**** Supplied data

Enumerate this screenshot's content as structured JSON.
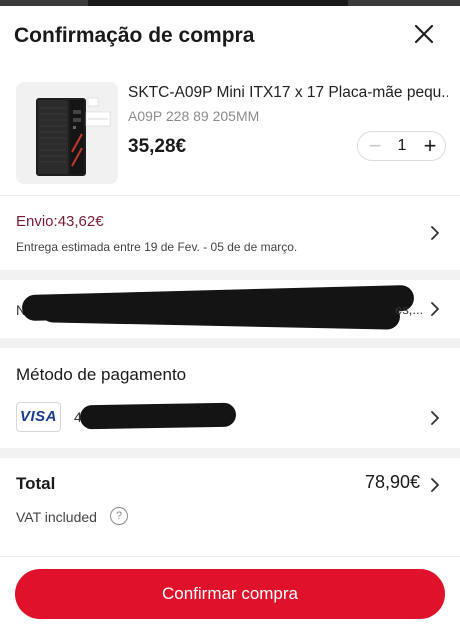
{
  "header": {
    "title": "Confirmação de compra",
    "close_icon": "close-icon"
  },
  "product": {
    "name": "SKTC-A09P Mini ITX17 x 17 Placa-mãe pequ...",
    "variant": "A09P 228 89 205MM",
    "price": "35,28€",
    "quantity": "1",
    "decrement_icon": "minus-icon",
    "increment_icon": "plus-icon"
  },
  "shipping": {
    "cost": "Envio:43,62€",
    "estimate": "Entrega estimada entre 19 de Fev. - 05 de de março."
  },
  "address": {
    "visible_prefix": "N",
    "visible_suffix": "es,..."
  },
  "payment": {
    "title": "Método de pagamento",
    "card_brand": "VISA",
    "card_prefix": "4"
  },
  "total": {
    "label": "Total",
    "value": "78,90€",
    "vat_label": "VAT included",
    "help_symbol": "?"
  },
  "actions": {
    "confirm_label": "Confirmar compra"
  },
  "colors": {
    "accent": "#e0112b",
    "shipping_text": "#7a1b36",
    "visa_blue": "#1a3c8f"
  }
}
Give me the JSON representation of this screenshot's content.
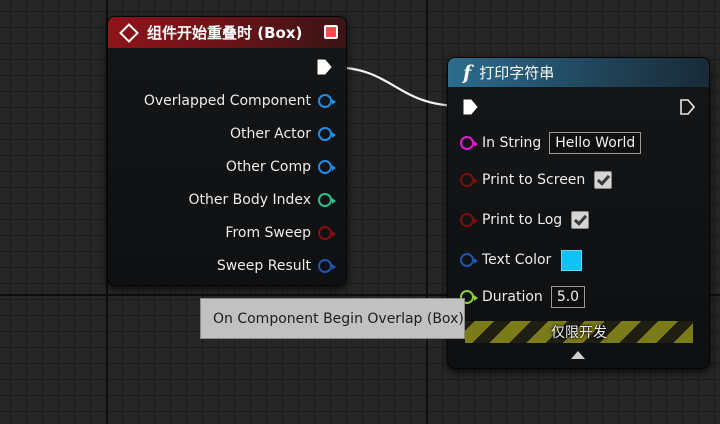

********

## Work to complete
Retype all of the entries exactly as written, leaving out any images.

## Written solution
Enumerate this screenshot's content as structured JSON.
{
  "header": {
    "title": "Confirmação de compra",
    "close_icon": "close-icon"
  },
  "product": {
    "name": "SKTC-A09P Mini ITX17 x 17 Placa-mãe pequ...",
    "variant": "A09P 228 89 205MM",
    "price": "35,28€",
    "quantity": "1",
    "decrement_icon": "minus-icon",
    "increment_icon": "plus-icon"
  },
  "shipping": {
    "cost": "Envio:43,62€",
    "estimate": "Entrega estimada entre 19 de Fev. - 05 de de março."
  },
  "address": {
    "visible_prefix": "N",
    "visible_suffix": "es,..."
  },
  "payment": {
    "title": "Método de pagamento",
    "card_brand": "VISA",
    "card_prefix": "4"
  },
  "total": {
    "label": "Total",
    "value": "78,90€",
    "vat_label": "VAT included",
    "help_symbol": "?"
  },
  "actions": {
    "confirm_label": "Confirmar compra"
  },
  "colors": {
    "accent": "#e0112b",
    "shipping_text": "#7a1b36",
    "visa_blue": "#1a3c8f"
  }
}
Give me the JSON representation of this screenshot's content.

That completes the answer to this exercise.